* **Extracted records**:
——

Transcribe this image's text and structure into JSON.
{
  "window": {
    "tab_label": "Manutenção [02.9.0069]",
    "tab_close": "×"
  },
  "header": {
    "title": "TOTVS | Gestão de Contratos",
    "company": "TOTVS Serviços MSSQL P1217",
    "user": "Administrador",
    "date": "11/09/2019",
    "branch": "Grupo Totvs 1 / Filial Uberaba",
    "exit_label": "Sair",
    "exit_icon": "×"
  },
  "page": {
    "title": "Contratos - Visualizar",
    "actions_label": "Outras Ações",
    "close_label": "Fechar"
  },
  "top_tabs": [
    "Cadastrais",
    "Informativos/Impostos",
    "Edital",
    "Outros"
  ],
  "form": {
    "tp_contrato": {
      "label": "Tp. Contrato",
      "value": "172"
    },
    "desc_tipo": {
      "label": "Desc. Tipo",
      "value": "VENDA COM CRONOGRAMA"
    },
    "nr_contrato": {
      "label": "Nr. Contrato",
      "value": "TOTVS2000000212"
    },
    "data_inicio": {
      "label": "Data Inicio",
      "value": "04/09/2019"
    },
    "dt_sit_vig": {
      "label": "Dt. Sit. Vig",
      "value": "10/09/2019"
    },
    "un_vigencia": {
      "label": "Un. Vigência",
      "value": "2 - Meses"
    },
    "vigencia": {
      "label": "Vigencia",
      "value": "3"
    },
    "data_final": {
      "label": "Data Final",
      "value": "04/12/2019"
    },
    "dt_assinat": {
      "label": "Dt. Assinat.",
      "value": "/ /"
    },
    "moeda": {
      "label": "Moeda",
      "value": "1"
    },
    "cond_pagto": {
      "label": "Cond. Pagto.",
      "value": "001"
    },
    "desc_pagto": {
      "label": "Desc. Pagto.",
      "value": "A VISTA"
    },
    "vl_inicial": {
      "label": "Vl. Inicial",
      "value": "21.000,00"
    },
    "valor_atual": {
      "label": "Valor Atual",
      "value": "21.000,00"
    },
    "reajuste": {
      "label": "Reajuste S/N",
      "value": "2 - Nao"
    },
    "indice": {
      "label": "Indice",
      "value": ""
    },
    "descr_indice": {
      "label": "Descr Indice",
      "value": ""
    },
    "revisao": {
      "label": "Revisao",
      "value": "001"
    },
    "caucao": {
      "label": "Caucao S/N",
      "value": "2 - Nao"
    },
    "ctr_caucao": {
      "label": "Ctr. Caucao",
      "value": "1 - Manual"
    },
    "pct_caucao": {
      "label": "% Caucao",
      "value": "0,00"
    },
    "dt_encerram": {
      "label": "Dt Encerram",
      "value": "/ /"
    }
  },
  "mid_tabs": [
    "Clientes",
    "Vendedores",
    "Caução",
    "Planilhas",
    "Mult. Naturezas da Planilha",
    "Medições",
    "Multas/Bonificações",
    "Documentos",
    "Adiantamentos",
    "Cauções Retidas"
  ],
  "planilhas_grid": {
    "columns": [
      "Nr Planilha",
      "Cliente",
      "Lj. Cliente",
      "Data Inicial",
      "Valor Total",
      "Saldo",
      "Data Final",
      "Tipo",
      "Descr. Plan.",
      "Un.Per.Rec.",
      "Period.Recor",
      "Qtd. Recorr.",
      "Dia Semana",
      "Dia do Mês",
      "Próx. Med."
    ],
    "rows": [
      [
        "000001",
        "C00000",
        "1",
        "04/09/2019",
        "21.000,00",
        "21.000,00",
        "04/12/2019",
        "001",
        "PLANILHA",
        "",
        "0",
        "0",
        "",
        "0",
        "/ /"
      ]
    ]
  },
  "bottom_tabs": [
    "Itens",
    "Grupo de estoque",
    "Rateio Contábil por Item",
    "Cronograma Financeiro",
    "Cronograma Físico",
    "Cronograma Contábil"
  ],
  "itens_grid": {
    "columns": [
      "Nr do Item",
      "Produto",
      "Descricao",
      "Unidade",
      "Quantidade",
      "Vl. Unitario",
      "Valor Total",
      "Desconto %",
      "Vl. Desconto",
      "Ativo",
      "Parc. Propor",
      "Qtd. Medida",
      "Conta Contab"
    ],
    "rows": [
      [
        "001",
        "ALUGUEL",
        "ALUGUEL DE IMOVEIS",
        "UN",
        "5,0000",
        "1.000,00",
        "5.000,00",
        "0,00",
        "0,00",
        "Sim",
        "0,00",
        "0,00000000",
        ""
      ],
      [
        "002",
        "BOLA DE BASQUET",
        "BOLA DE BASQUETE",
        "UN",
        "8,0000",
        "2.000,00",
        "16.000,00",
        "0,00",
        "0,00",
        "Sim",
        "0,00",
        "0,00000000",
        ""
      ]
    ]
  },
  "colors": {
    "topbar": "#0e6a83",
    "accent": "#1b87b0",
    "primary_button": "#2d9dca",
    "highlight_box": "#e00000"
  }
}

——

* **Written problem**:
Exactly reproduce every line of the data above.

* **Answer to the problem**:
Transcribe this image's text and structure into JSON.
{
  "window": {
    "tab_label": "Manutenção [02.9.0069]",
    "tab_close": "×"
  },
  "header": {
    "title": "TOTVS | Gestão de Contratos",
    "company": "TOTVS Serviços MSSQL P1217",
    "user": "Administrador",
    "date": "11/09/2019",
    "branch": "Grupo Totvs 1 / Filial Uberaba",
    "exit_label": "Sair",
    "exit_icon": "×"
  },
  "page": {
    "title": "Contratos - Visualizar",
    "actions_label": "Outras Ações",
    "close_label": "Fechar"
  },
  "top_tabs": [
    "Cadastrais",
    "Informativos/Impostos",
    "Edital",
    "Outros"
  ],
  "form": {
    "tp_contrato": {
      "label": "Tp. Contrato",
      "value": "172"
    },
    "desc_tipo": {
      "label": "Desc. Tipo",
      "value": "VENDA COM CRONOGRAMA"
    },
    "nr_contrato": {
      "label": "Nr. Contrato",
      "value": "TOTVS2000000212"
    },
    "data_inicio": {
      "label": "Data Inicio",
      "value": "04/09/2019"
    },
    "dt_sit_vig": {
      "label": "Dt. Sit. Vig",
      "value": "10/09/2019"
    },
    "un_vigencia": {
      "label": "Un. Vigência",
      "value": "2 - Meses"
    },
    "vigencia": {
      "label": "Vigencia",
      "value": "3"
    },
    "data_final": {
      "label": "Data Final",
      "value": "04/12/2019"
    },
    "dt_assinat": {
      "label": "Dt. Assinat.",
      "value": "/ /"
    },
    "moeda": {
      "label": "Moeda",
      "value": "1"
    },
    "cond_pagto": {
      "label": "Cond. Pagto.",
      "value": "001"
    },
    "desc_pagto": {
      "label": "Desc. Pagto.",
      "value": "A VISTA"
    },
    "vl_inicial": {
      "label": "Vl. Inicial",
      "value": "21.000,00"
    },
    "valor_atual": {
      "label": "Valor Atual",
      "value": "21.000,00"
    },
    "reajuste": {
      "label": "Reajuste S/N",
      "value": "2 - Nao"
    },
    "indice": {
      "label": "Indice",
      "value": ""
    },
    "descr_indice": {
      "label": "Descr Indice",
      "value": ""
    },
    "revisao": {
      "label": "Revisao",
      "value": "001"
    },
    "caucao": {
      "label": "Caucao S/N",
      "value": "2 - Nao"
    },
    "ctr_caucao": {
      "label": "Ctr. Caucao",
      "value": "1 - Manual"
    },
    "pct_caucao": {
      "label": "% Caucao",
      "value": "0,00"
    },
    "dt_encerram": {
      "label": "Dt Encerram",
      "value": "/ /"
    }
  },
  "mid_tabs": [
    "Clientes",
    "Vendedores",
    "Caução",
    "Planilhas",
    "Mult. Naturezas da Planilha",
    "Medições",
    "Multas/Bonificações",
    "Documentos",
    "Adiantamentos",
    "Cauções Retidas"
  ],
  "planilhas_grid": {
    "columns": [
      "Nr Planilha",
      "Cliente",
      "Lj. Cliente",
      "Data Inicial",
      "Valor Total",
      "Saldo",
      "Data Final",
      "Tipo",
      "Descr. Plan.",
      "Un.Per.Rec.",
      "Period.Recor",
      "Qtd. Recorr.",
      "Dia Semana",
      "Dia do Mês",
      "Próx. Med."
    ],
    "rows": [
      [
        "000001",
        "C00000",
        "1",
        "04/09/2019",
        "21.000,00",
        "21.000,00",
        "04/12/2019",
        "001",
        "PLANILHA",
        "",
        "0",
        "0",
        "",
        "0",
        "/ /"
      ]
    ]
  },
  "bottom_tabs": [
    "Itens",
    "Grupo de estoque",
    "Rateio Contábil por Item",
    "Cronograma Financeiro",
    "Cronograma Físico",
    "Cronograma Contábil"
  ],
  "itens_grid": {
    "columns": [
      "Nr do Item",
      "Produto",
      "Descricao",
      "Unidade",
      "Quantidade",
      "Vl. Unitario",
      "Valor Total",
      "Desconto %",
      "Vl. Desconto",
      "Ativo",
      "Parc. Propor",
      "Qtd. Medida",
      "Conta Contab"
    ],
    "rows": [
      [
        "001",
        "ALUGUEL",
        "ALUGUEL DE IMOVEIS",
        "UN",
        "5,0000",
        "1.000,00",
        "5.000,00",
        "0,00",
        "0,00",
        "Sim",
        "0,00",
        "0,00000000",
        ""
      ],
      [
        "002",
        "BOLA DE BASQUET",
        "BOLA DE BASQUETE",
        "UN",
        "8,0000",
        "2.000,00",
        "16.000,00",
        "0,00",
        "0,00",
        "Sim",
        "0,00",
        "0,00000000",
        ""
      ]
    ]
  },
  "colors": {
    "topbar": "#0e6a83",
    "accent": "#1b87b0",
    "primary_button": "#2d9dca",
    "highlight_box": "#e00000"
  }
}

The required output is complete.